AIM →
Examine each line of the data. Copy those that contain the string "title".

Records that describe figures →
■ ■ ■ ■

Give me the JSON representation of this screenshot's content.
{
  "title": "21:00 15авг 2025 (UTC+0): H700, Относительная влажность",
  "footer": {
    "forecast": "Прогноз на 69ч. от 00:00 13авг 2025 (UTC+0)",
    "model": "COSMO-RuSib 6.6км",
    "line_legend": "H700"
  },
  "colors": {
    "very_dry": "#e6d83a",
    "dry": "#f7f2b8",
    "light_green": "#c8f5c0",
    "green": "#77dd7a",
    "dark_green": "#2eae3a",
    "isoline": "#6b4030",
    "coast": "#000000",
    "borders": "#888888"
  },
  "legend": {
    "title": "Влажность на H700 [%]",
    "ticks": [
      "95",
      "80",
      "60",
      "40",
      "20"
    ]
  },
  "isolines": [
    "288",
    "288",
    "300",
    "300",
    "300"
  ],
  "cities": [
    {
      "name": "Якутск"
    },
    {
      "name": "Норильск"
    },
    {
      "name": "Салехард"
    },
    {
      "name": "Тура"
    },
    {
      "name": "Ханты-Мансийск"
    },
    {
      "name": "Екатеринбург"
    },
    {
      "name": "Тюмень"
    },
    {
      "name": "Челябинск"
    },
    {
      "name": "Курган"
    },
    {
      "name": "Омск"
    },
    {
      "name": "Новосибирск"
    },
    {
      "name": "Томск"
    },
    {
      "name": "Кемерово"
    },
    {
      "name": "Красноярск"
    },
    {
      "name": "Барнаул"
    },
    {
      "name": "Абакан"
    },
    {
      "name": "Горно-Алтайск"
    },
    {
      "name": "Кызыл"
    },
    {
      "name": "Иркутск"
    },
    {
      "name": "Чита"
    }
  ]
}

■ ■ ■ ■

TASK RESPONSE →
  "title": "21:00 15авг 2025 (UTC+0): H700, Относительная влажность",
    "title": "Влажность на H700 [%]",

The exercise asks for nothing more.